Output a single figure: the number of lines in which the word "поне" appears.

— begin Supplied entries —

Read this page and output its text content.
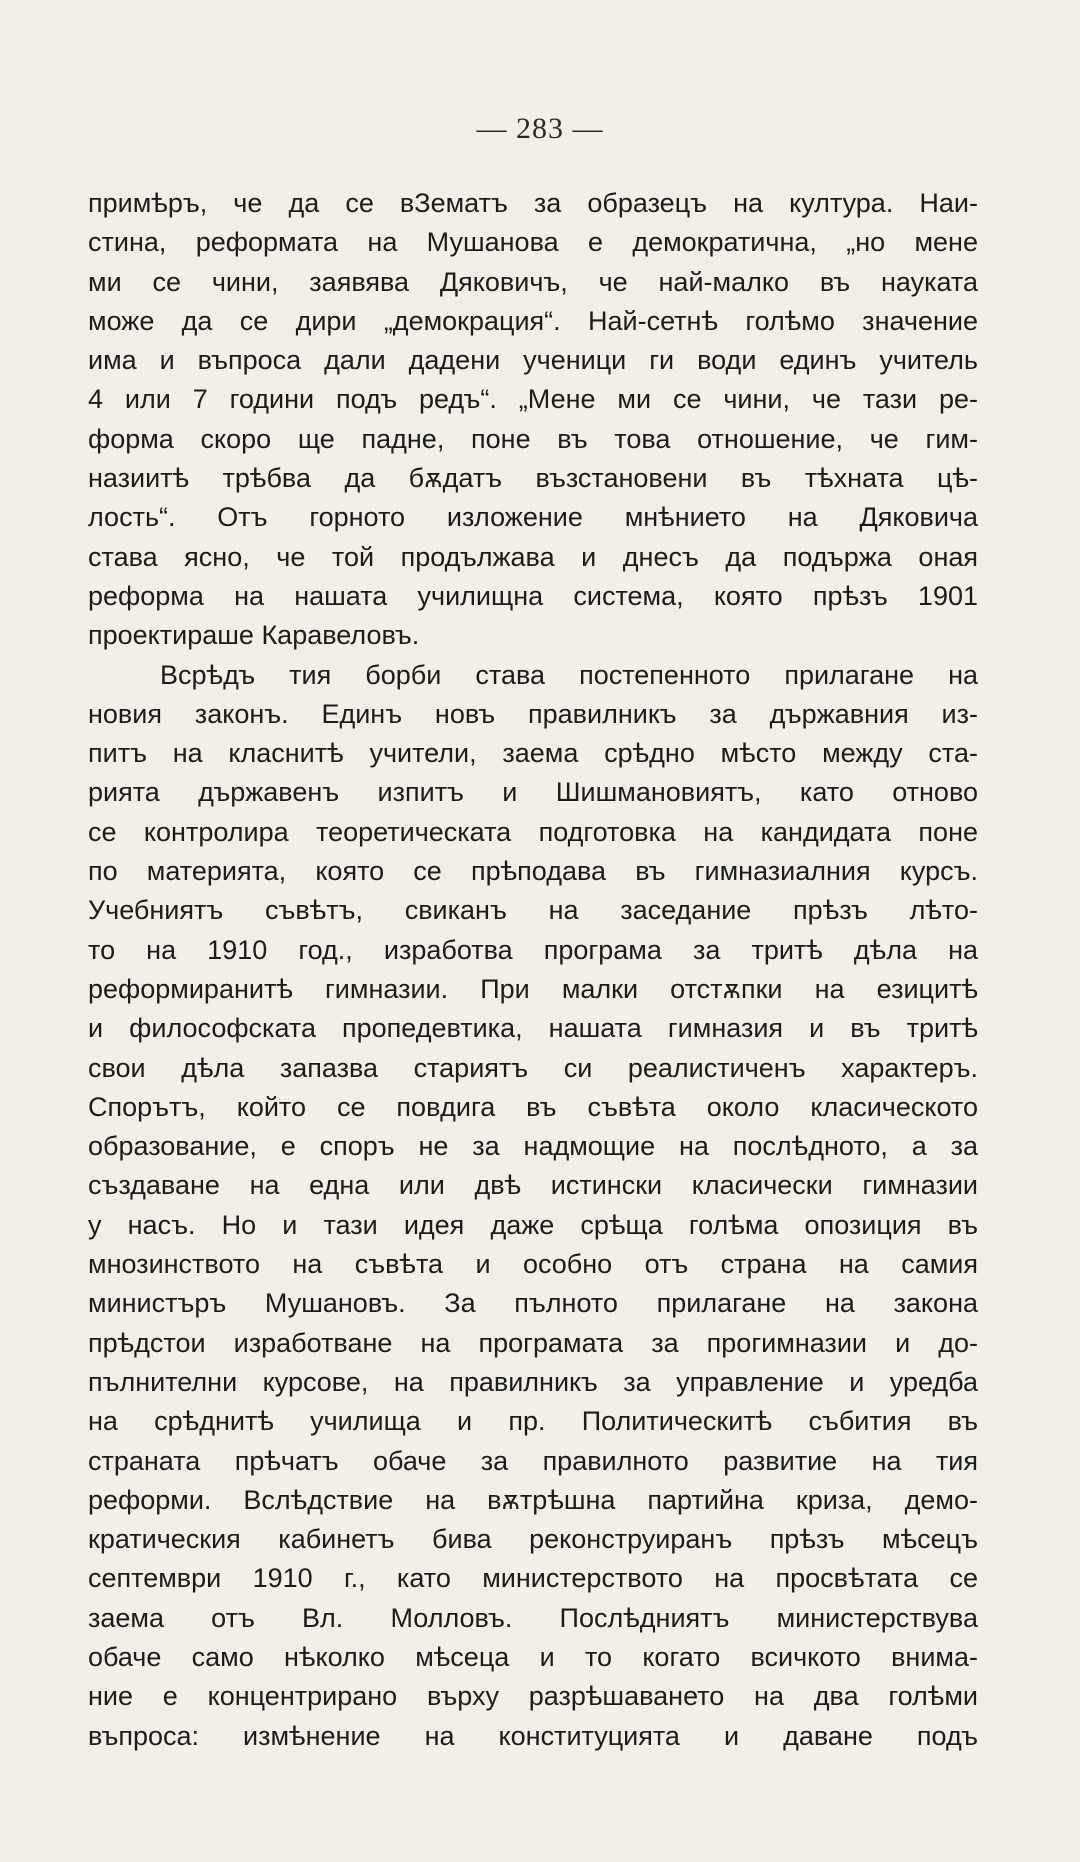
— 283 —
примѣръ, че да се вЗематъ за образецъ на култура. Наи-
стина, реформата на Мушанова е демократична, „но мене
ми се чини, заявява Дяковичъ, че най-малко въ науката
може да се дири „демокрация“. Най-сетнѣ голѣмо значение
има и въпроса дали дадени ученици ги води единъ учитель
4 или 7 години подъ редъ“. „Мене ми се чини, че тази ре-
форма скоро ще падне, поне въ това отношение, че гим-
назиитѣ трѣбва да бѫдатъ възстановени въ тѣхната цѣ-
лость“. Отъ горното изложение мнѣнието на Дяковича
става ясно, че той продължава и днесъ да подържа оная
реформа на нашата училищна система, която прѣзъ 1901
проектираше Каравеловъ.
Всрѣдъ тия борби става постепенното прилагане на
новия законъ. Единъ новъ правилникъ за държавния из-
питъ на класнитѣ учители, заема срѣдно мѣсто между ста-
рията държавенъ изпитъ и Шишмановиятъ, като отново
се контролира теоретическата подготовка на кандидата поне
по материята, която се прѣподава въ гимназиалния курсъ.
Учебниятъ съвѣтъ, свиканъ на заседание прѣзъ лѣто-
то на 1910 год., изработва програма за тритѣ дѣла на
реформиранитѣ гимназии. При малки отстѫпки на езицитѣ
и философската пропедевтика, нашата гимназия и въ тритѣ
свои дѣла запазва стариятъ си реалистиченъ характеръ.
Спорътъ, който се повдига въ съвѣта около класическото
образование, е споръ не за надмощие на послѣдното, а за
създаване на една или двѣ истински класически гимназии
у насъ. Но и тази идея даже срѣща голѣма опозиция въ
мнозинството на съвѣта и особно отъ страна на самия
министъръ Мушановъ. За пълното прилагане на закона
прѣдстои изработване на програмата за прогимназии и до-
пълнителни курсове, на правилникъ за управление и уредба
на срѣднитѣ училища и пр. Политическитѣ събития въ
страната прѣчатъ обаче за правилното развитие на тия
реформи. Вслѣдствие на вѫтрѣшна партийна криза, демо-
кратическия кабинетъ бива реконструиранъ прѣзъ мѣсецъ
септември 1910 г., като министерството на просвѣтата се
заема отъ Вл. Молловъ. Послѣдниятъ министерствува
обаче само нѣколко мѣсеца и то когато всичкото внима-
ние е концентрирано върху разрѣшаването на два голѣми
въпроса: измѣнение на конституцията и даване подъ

— end Supplied entries —
— begin Supplied entries —

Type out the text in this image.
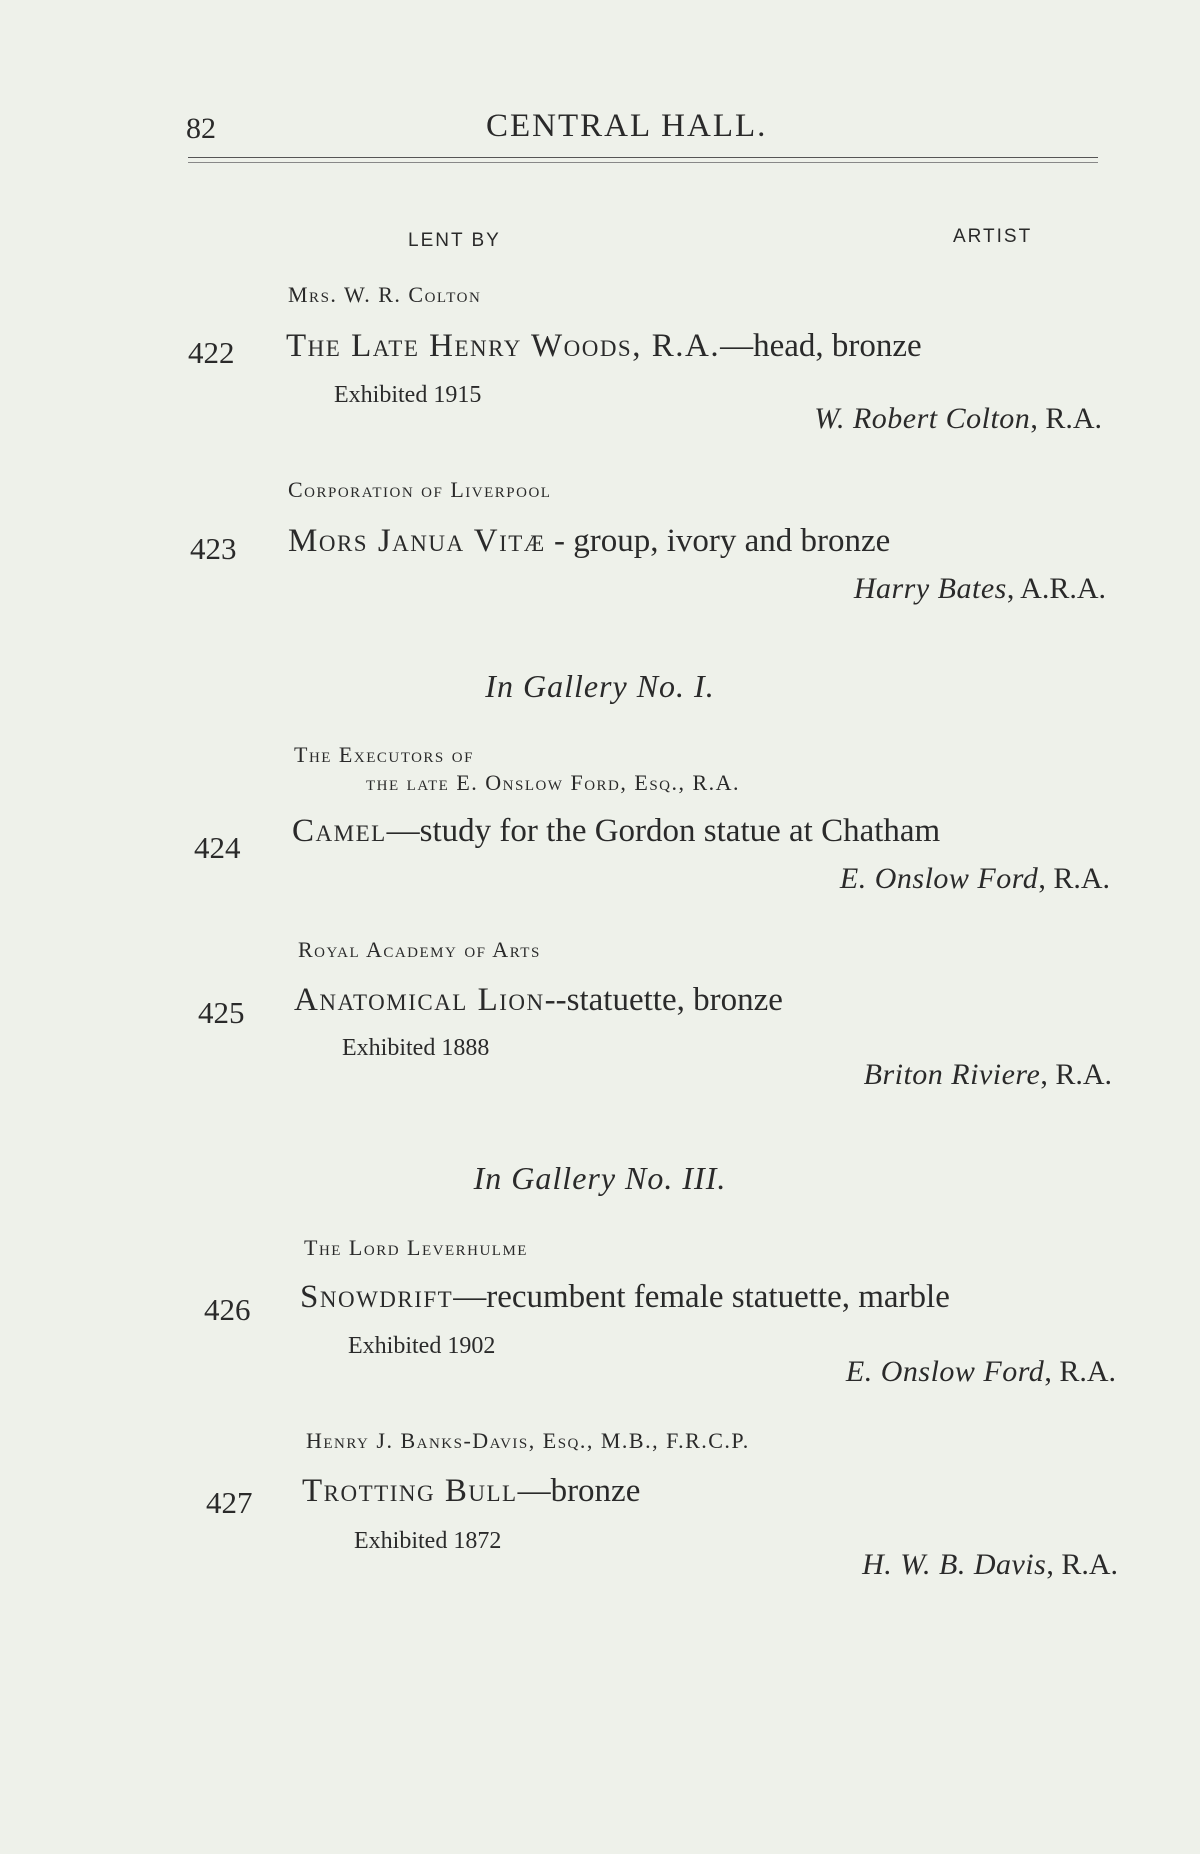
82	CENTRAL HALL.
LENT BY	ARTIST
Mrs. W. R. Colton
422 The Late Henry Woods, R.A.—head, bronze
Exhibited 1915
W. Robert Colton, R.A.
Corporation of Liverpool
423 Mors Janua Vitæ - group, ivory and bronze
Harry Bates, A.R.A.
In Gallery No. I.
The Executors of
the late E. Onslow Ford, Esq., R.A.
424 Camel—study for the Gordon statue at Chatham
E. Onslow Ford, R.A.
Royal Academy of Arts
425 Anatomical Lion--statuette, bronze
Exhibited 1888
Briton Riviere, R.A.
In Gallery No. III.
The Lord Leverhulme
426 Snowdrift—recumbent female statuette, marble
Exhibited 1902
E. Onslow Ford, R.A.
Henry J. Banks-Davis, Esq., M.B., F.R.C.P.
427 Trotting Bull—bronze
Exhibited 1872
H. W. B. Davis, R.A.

— end Supplied entries —

> **Problem solution**
2